══ ITEMS

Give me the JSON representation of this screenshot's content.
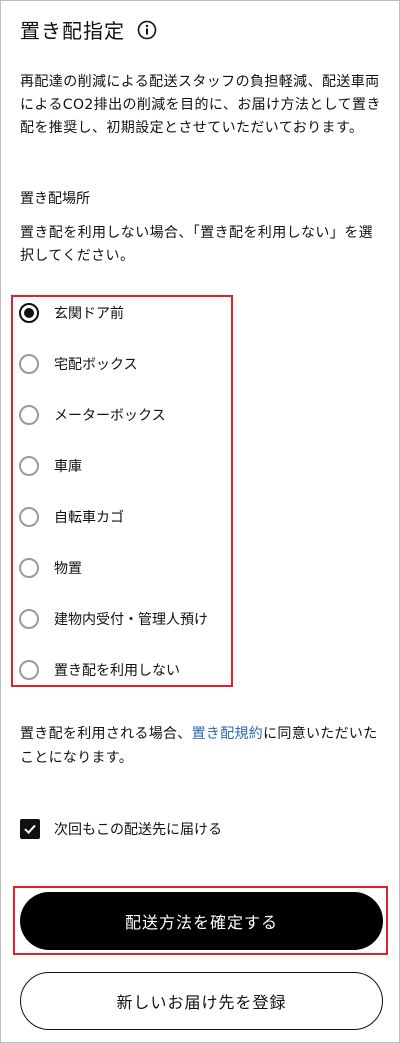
{
  "header": {
    "title": "置き配指定",
    "info_icon": "info-circle-icon"
  },
  "description": "再配達の削減による配送スタッフの負担軽減、配送車両によるCO2排出の削減を目的に、お届け方法として置き配を推奨し、初期設定とさせていただいております。",
  "placement": {
    "section_label": "置き配場所",
    "hint": "置き配を利用しない場合、「置き配を利用しない」を選択してください。",
    "options": [
      {
        "label": "玄関ドア前",
        "selected": true
      },
      {
        "label": "宅配ボックス",
        "selected": false
      },
      {
        "label": "メーターボックス",
        "selected": false
      },
      {
        "label": "車庫",
        "selected": false
      },
      {
        "label": "自転車カゴ",
        "selected": false
      },
      {
        "label": "物置",
        "selected": false
      },
      {
        "label": "建物内受付・管理人預け",
        "selected": false
      },
      {
        "label": "置き配を利用しない",
        "selected": false
      }
    ]
  },
  "consent": {
    "prefix": "置き配を利用される場合、",
    "link_text": "置き配規約",
    "suffix": "に同意いただいたことになります。"
  },
  "remember": {
    "label": "次回もこの配送先に届ける",
    "checked": true
  },
  "actions": {
    "confirm_label": "配送方法を確定する",
    "new_address_label": "新しいお届け先を登録"
  },
  "colors": {
    "link": "#2f68b3",
    "highlight_border": "#e0202a",
    "primary_button_bg": "#000000"
  }
}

════

§ **WHAT TO PRODUCE**: Extract every line containing the string "置き配を利用しない" from the material.

§ **PROBLEM SOLUTION**:
    "hint": "置き配を利用しない場合、「置き配を利用しない」を選択してください。",
        "label": "置き配を利用しない",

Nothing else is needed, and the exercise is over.